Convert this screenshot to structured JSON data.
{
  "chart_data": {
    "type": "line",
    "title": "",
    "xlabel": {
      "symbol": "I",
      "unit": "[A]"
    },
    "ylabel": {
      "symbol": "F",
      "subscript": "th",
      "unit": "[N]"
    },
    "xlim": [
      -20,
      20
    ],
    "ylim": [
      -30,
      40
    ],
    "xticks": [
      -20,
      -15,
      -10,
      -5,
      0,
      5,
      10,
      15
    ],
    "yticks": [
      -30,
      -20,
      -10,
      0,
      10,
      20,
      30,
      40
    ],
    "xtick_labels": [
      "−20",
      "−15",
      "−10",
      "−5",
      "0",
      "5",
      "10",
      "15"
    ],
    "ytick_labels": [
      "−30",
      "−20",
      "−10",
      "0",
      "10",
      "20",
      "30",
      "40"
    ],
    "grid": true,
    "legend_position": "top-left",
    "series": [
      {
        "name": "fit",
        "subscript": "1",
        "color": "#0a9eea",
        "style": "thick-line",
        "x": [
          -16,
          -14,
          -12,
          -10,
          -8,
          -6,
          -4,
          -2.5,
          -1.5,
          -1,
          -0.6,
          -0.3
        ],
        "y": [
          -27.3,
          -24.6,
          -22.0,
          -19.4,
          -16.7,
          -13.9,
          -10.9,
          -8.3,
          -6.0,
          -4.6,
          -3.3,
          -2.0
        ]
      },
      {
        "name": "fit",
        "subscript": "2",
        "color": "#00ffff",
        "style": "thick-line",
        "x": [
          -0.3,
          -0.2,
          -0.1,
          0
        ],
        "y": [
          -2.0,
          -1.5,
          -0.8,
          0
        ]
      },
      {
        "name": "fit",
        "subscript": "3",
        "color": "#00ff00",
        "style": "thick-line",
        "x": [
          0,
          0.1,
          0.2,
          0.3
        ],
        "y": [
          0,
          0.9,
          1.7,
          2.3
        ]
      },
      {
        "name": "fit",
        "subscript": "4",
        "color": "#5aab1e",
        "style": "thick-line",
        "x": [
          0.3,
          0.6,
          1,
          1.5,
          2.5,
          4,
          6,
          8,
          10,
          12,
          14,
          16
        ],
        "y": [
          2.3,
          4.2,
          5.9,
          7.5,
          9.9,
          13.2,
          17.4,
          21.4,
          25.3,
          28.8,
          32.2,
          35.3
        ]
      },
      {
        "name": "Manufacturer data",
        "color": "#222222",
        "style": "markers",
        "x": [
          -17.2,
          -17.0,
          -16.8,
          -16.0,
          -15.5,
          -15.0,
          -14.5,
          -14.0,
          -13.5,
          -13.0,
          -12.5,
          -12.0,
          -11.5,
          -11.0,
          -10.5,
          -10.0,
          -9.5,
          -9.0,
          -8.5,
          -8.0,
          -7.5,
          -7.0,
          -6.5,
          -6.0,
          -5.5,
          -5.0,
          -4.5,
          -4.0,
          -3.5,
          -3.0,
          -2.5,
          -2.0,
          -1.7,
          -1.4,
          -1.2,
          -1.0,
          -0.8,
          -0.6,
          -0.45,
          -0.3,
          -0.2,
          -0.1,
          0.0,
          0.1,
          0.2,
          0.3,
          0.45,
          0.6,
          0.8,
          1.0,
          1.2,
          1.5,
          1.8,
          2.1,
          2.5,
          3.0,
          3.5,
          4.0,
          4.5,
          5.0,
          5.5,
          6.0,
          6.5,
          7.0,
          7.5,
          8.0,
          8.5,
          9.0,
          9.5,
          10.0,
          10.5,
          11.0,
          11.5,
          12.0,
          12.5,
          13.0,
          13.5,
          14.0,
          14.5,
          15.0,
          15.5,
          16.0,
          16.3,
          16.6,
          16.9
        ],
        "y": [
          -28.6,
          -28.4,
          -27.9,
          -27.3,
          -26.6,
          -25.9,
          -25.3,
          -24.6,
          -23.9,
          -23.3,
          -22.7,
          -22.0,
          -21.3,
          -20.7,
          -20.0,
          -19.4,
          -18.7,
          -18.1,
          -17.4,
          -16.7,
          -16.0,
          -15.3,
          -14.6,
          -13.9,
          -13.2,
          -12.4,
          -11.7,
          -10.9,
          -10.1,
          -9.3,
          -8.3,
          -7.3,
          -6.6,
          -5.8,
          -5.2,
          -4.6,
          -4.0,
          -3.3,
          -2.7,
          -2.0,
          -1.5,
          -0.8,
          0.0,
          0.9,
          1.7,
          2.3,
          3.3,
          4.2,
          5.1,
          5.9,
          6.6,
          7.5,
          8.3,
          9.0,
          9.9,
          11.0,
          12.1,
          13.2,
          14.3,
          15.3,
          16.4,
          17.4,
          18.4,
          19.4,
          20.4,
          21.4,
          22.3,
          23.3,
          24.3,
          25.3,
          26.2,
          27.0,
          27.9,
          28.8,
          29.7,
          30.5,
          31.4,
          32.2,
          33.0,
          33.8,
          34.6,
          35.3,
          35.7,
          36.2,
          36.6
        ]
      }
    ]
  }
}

EXERCISE TASK:
Extract every line containing the string "subscript" from the data above.

EXERCISE SOLUTION:
      "subscript": "th",
        "subscript": "1",
        "subscript": "2",
        "subscript": "3",
        "subscript": "4",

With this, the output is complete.